ENUNCIADO — Repita, sem nenhuma alteração, tudo o que vai de "Isso faz com" até "adesão aos precedentes." no texto sobre os habeas corpus concedidos pelo STJ.

TEXTO FORNECIDO —
-------------------------

Raio-X dos HCs concedidos no STJ indica baixa adesão a precedentes criminais

Entre 1º de janeiro e 31 de julho deste ano, o Superior Tribunal de Justiça registrou 10.628 concessões de ordem em Habeas Corpus e recurso em HC. Desse montante, 98,5% foram decididos de forma monocrática. E esse cenário leva à necessidade de avaliar o grau de adesão do Poder Judiciário aos precedentes em temas penais.

Ministro Rogerio Schietti foi quem mais concedeu a ordem em HCs e RHCs entre
1º de janeiro e 31 de julho de 2023
Gustavo Lima/STJ

O raio-x das concessões de ordem na corte foi feito a partir de um levantamento do advogado David Metzker, que compila diariamente todas as concessões de ordem com o objetivo de entender como o Habeas Corpus é percebido e admitido pelos ministros do Tribunal da Cidadania.

Como já mostrou a revista eletrônica Consultor Jurídico, as cortes superiores têm enfrentado uma demanda em HC jamais vista, fruto de um cenário que torna o remédio heroico uma boa opção para as defesas, mas algo ineficiente em termos de política judiciária.

Se as instâncias ordinárias preferem o livre-convencimento motivado para julgar as causas, em vez de usar precedentes, até mesmo os vinculantes, o HC se torna atrativo por oferecer ao réu uma solução mais rápida, inclusive porque serve para analisar qualquer ilegalidade.

Isso faz com que as principais causas cheguem aos tribunais superiores em HC. Logo, é por meio desse instrumento que são firmadas teses e posições, as quais não são vinculantes e, em teoria, não precisam ser seguidas pelas instâncias ordinárias. E assim se forma o ciclo.

Segundo Metzker, chama a atenção a falta de dados sobre concessões de ordem, em meio a reiteradas manifestações e muitos apelos dos ministros pelo uso mais responsável da impetração de Habeas Corpus. Sua exaustiva pesquisa indica que é preciso repensar a adesão aos precedentes.

“Os tribunais locais muitas vezes não seguem os precedentes dos tribunais superiores devido à falta de uniformidade na interpretação e aplicação do direito. Essa desconexão gera insegurança jurídica e compromete a eficácia das decisões de instâncias superiores, evidenciando a necessidade de uma maior harmonização e comunicação entre os diferentes níveis judiciais”, diz o advogado.

Número de HCs e RHCs concedidos por colegiado do STJ (sem as liminares)

-------------------------

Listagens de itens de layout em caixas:
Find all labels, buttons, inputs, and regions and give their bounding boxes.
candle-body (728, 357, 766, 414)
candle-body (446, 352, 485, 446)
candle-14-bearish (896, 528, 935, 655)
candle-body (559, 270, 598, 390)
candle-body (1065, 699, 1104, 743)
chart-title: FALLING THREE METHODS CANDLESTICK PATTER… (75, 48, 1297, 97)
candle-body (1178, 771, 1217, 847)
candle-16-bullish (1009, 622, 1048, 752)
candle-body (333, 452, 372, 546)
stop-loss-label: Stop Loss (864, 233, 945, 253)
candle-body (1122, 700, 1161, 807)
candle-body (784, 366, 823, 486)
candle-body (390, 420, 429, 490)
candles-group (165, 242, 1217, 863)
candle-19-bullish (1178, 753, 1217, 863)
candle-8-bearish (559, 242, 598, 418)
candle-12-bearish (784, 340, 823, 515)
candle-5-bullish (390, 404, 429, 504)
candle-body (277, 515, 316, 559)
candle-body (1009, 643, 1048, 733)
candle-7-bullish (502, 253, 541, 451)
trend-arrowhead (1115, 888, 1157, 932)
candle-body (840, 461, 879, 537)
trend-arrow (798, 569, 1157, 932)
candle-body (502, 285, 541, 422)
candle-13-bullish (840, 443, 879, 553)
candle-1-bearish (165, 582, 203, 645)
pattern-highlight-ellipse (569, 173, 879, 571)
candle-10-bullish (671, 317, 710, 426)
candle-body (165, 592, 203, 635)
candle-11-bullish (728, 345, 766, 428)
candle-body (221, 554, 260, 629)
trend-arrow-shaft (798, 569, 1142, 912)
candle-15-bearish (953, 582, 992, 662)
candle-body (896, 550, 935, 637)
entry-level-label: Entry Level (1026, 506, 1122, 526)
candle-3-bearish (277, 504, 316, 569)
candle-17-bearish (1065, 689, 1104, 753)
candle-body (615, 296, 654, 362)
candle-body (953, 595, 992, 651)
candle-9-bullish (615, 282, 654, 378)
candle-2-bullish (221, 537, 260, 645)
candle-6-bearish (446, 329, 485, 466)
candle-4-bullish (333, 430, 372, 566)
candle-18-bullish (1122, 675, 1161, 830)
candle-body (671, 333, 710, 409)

-------------------------

RESPOSTA —
Isso faz com que as principais causas cheguem aos tribunais superiores em HC. Logo, é por meio desse instrumento que são firmadas teses e posições, as quais não são vinculantes e, em teoria, não precisam ser seguidas pelas instâncias ordinárias. E assim se forma o ciclo.

Segundo Metzker, chama a atenção a falta de dados sobre concessões de ordem, em meio a reiteradas manifestações e muitos apelos dos ministros pelo uso mais responsável da impetração de Habeas Corpus. Sua exaustiva pesquisa indica que é preciso repensar a adesão aos precedentes.